● What is asked:
Copy every line of the records below word for word, with no changes.

===== Records for this task =====

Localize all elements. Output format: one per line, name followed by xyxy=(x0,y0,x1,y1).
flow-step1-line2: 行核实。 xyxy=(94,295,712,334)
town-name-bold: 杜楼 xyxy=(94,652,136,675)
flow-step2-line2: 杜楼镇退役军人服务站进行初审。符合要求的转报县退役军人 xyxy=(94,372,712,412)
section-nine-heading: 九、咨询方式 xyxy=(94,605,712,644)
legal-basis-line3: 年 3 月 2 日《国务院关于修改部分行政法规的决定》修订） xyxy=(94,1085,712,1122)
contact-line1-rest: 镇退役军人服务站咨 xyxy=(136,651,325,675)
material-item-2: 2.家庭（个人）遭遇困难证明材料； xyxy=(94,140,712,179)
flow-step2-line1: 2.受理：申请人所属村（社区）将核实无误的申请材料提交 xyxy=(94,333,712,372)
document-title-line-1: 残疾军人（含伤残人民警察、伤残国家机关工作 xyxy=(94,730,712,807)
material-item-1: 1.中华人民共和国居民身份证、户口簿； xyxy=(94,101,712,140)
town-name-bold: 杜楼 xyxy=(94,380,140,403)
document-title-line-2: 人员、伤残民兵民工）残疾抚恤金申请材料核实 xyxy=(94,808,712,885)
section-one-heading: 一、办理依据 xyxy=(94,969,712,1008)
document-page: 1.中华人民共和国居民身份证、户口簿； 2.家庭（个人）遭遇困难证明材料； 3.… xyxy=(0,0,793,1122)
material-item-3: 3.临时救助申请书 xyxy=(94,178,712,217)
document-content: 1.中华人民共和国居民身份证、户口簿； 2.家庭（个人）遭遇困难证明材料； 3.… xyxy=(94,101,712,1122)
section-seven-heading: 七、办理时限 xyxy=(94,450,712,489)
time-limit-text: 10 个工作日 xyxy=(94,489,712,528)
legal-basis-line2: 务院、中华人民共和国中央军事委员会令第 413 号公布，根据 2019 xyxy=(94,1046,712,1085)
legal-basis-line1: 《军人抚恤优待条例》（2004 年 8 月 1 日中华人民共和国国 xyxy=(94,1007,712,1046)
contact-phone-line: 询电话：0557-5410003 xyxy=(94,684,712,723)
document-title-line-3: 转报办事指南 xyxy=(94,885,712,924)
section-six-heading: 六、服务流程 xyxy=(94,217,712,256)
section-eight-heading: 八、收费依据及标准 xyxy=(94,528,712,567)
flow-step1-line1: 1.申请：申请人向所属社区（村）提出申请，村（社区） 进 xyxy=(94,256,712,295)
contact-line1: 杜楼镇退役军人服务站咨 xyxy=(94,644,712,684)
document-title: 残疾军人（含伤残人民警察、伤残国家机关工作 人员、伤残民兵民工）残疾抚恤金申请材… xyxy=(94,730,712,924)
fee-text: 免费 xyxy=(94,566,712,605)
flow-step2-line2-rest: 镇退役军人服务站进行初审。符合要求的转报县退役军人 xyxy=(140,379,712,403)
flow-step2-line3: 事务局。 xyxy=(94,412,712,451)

=====

● Answer to this exercise:
Localize all elements. Output format: one per line, name followed by xyxy=(x0,y0,x1,y1).
flow-step1-line2: 行核实。 xyxy=(94,295,712,334)
town-name-bold: 杜楼 xyxy=(94,652,136,675)
flow-step2-line2: 杜楼镇退役军人服务站进行初审。符合要求的转报县退役军人 xyxy=(94,372,712,412)
section-nine-heading: 九、咨询方式 xyxy=(94,605,712,644)
legal-basis-line3: 年 3 月 2 日《国务院关于修改部分行政法规的决定》修订） xyxy=(94,1085,712,1122)
contact-line1-rest: 镇退役军人服务站咨 xyxy=(136,651,325,675)
material-item-2: 2.家庭（个人）遭遇困难证明材料； xyxy=(94,140,712,179)
flow-step2-line1: 2.受理：申请人所属村（社区）将核实无误的申请材料提交 xyxy=(94,333,712,372)
document-title-line-1: 残疾军人（含伤残人民警察、伤残国家机关工作 xyxy=(94,730,712,807)
material-item-1: 1.中华人民共和国居民身份证、户口簿； xyxy=(94,101,712,140)
town-name-bold: 杜楼 xyxy=(94,380,140,403)
document-title-line-2: 人员、伤残民兵民工）残疾抚恤金申请材料核实 xyxy=(94,808,712,885)
section-one-heading: 一、办理依据 xyxy=(94,969,712,1008)
document-page: 1.中华人民共和国居民身份证、户口簿； 2.家庭（个人）遭遇困难证明材料； 3.… xyxy=(0,0,793,1122)
material-item-3: 3.临时救助申请书 xyxy=(94,178,712,217)
document-content: 1.中华人民共和国居民身份证、户口簿； 2.家庭（个人）遭遇困难证明材料； 3.… xyxy=(94,101,712,1122)
section-seven-heading: 七、办理时限 xyxy=(94,450,712,489)
time-limit-text: 10 个工作日 xyxy=(94,489,712,528)
legal-basis-line2: 务院、中华人民共和国中央军事委员会令第 413 号公布，根据 2019 xyxy=(94,1046,712,1085)
legal-basis-line1: 《军人抚恤优待条例》（2004 年 8 月 1 日中华人民共和国国 xyxy=(94,1007,712,1046)
contact-phone-line: 询电话：0557-5410003 xyxy=(94,684,712,723)
document-title-line-3: 转报办事指南 xyxy=(94,885,712,924)
section-six-heading: 六、服务流程 xyxy=(94,217,712,256)
section-eight-heading: 八、收费依据及标准 xyxy=(94,528,712,567)
flow-step1-line1: 1.申请：申请人向所属社区（村）提出申请，村（社区） 进 xyxy=(94,256,712,295)
contact-line1: 杜楼镇退役军人服务站咨 xyxy=(94,644,712,684)
document-title: 残疾军人（含伤残人民警察、伤残国家机关工作 人员、伤残民兵民工）残疾抚恤金申请材… xyxy=(94,730,712,924)
fee-text: 免费 xyxy=(94,566,712,605)
flow-step2-line2-rest: 镇退役军人服务站进行初审。符合要求的转报县退役军人 xyxy=(140,379,712,403)
flow-step2-line3: 事务局。 xyxy=(94,412,712,451)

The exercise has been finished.